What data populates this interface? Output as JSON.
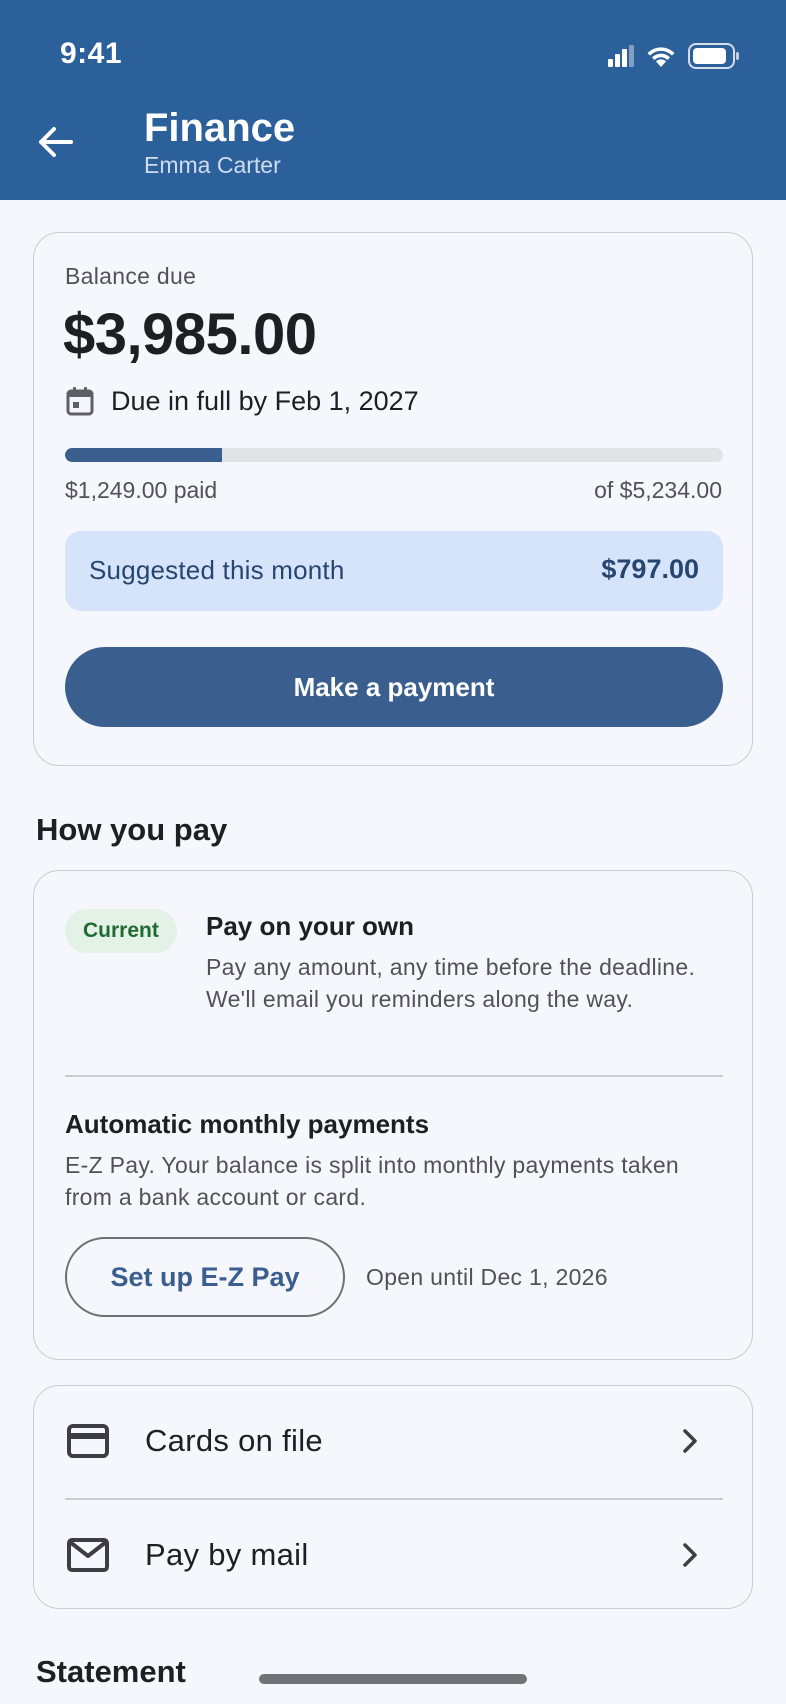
{
  "status_bar": {
    "time": "9:41"
  },
  "header": {
    "title": "Finance",
    "subtitle": "Emma Carter"
  },
  "balance": {
    "label": "Balance due",
    "amount": "$3,985.00",
    "due_text": "Due in full by Feb 1, 2027",
    "paid_text": "$1,249.00 paid",
    "of_text": "of $5,234.00",
    "progress_fraction": 0.239,
    "suggested_label": "Suggested this month",
    "suggested_value": "$797.00",
    "pay_button_label": "Make a payment"
  },
  "how_you_pay": {
    "heading": "How you pay",
    "current": {
      "badge": "Current",
      "title": "Pay on your own",
      "description": "Pay any amount, any time before the deadline. We'll email you reminders along the way."
    },
    "automatic": {
      "title": "Automatic monthly payments",
      "description": "E-Z Pay. Your balance is split into monthly payments taken from a bank account or card.",
      "button_label": "Set up E-Z Pay",
      "open_until": "Open until Dec 1, 2026"
    }
  },
  "links": [
    {
      "label": "Cards on file",
      "icon": "credit-card-icon"
    },
    {
      "label": "Pay by mail",
      "icon": "mail-icon"
    }
  ],
  "statement": {
    "heading": "Statement"
  },
  "colors": {
    "header_bg": "#2c609b",
    "primary": "#3a5f8f",
    "suggest_bg": "#d6e4fb",
    "badge_bg": "#e3f1e6",
    "badge_text": "#1f6a35"
  }
}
==================================================
### Short problem:
Reproduce each line word for word and drop the pictures.

### Correct output:
What data populates this interface? Output as JSON.
{
  "status_bar": {
    "time": "9:41"
  },
  "header": {
    "title": "Finance",
    "subtitle": "Emma Carter"
  },
  "balance": {
    "label": "Balance due",
    "amount": "$3,985.00",
    "due_text": "Due in full by Feb 1, 2027",
    "paid_text": "$1,249.00 paid",
    "of_text": "of $5,234.00",
    "progress_fraction": 0.239,
    "suggested_label": "Suggested this month",
    "suggested_value": "$797.00",
    "pay_button_label": "Make a payment"
  },
  "how_you_pay": {
    "heading": "How you pay",
    "current": {
      "badge": "Current",
      "title": "Pay on your own",
      "description": "Pay any amount, any time before the deadline. We'll email you reminders along the way."
    },
    "automatic": {
      "title": "Automatic monthly payments",
      "description": "E-Z Pay. Your balance is split into monthly payments taken from a bank account or card.",
      "button_label": "Set up E-Z Pay",
      "open_until": "Open until Dec 1, 2026"
    }
  },
  "links": [
    {
      "label": "Cards on file",
      "icon": "credit-card-icon"
    },
    {
      "label": "Pay by mail",
      "icon": "mail-icon"
    }
  ],
  "statement": {
    "heading": "Statement"
  },
  "colors": {
    "header_bg": "#2c609b",
    "primary": "#3a5f8f",
    "suggest_bg": "#d6e4fb",
    "badge_bg": "#e3f1e6",
    "badge_text": "#1f6a35"
  }
}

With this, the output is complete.